* PROBLEM TO WORK ON:
Report the count of lines below that include "sometimes", without any other text.

* EXERCISE INPUT:
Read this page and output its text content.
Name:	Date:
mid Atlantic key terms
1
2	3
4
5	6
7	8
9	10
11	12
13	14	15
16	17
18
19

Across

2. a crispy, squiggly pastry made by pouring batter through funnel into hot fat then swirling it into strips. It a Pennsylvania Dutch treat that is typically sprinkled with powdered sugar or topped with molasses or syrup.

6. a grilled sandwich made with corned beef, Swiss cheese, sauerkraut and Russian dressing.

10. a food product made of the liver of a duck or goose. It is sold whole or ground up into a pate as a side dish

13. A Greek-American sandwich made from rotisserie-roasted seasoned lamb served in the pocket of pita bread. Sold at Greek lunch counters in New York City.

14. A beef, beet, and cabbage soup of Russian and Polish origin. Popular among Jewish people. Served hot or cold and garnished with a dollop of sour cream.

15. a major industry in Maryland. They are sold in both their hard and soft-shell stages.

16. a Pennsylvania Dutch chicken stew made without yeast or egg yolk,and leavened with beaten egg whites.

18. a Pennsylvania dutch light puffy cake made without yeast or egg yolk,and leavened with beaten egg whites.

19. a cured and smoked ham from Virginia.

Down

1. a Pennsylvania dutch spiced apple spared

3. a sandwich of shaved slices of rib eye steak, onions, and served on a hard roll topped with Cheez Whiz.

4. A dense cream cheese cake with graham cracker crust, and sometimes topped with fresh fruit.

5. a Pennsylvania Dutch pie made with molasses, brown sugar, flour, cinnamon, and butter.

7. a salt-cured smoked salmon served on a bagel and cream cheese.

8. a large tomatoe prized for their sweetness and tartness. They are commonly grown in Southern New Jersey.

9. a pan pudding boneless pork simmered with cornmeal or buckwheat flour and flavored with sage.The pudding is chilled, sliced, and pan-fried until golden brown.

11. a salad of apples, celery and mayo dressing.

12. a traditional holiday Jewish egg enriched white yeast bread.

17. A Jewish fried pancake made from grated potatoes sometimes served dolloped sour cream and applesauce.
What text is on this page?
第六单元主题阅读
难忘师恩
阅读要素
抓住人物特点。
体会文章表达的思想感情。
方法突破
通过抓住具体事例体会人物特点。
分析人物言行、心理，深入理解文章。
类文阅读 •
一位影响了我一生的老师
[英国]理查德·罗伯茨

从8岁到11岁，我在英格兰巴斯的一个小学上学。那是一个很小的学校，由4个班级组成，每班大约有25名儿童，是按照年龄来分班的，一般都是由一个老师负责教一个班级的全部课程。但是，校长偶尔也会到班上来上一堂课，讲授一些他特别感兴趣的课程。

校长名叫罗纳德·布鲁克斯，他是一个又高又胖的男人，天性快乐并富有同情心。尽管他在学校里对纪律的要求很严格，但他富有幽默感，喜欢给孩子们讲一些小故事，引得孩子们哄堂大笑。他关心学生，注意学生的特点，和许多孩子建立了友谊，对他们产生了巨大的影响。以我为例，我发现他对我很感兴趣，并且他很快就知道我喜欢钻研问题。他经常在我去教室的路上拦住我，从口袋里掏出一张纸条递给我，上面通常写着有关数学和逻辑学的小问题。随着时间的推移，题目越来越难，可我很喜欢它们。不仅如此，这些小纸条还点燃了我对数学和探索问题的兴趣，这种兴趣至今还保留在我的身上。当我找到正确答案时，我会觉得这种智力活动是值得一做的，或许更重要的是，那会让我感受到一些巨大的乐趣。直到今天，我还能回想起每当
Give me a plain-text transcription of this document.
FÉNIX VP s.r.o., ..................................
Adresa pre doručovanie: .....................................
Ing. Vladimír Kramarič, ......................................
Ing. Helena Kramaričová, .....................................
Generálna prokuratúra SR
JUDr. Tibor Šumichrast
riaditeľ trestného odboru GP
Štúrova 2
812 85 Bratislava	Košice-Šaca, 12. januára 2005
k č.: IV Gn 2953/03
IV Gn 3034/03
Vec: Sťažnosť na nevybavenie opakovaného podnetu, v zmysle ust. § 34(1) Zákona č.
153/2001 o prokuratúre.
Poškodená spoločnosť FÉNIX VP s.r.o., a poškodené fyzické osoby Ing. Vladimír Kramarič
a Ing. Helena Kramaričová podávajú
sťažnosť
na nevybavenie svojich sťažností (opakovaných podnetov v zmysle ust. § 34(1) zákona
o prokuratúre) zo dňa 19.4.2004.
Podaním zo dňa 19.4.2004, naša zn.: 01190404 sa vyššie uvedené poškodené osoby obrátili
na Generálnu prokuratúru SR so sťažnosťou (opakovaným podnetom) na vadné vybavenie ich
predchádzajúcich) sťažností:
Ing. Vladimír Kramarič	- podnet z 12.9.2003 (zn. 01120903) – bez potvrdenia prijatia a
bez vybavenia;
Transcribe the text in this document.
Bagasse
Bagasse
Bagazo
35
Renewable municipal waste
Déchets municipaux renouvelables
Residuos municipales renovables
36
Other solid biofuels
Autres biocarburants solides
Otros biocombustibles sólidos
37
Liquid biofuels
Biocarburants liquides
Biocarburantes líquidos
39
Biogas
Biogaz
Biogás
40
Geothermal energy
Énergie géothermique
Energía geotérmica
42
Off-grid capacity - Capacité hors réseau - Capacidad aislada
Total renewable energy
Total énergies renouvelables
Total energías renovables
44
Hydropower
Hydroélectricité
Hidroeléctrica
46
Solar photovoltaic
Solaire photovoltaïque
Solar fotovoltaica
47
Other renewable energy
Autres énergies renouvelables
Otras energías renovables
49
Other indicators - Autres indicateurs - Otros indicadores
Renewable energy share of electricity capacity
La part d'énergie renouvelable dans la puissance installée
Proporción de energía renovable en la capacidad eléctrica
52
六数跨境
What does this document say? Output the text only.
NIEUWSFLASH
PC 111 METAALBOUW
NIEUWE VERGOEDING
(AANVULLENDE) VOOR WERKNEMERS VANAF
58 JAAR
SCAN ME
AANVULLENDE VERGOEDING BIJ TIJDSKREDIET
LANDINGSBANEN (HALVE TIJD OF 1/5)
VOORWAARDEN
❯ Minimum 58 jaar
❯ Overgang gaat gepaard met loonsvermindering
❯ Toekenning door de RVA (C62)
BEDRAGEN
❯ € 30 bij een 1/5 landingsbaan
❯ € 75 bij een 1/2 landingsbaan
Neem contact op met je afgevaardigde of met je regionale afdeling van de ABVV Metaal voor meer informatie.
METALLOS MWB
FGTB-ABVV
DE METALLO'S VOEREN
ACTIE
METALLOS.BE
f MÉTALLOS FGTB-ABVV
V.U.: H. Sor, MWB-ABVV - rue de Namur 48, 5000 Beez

* WRITTEN ANSWER:
2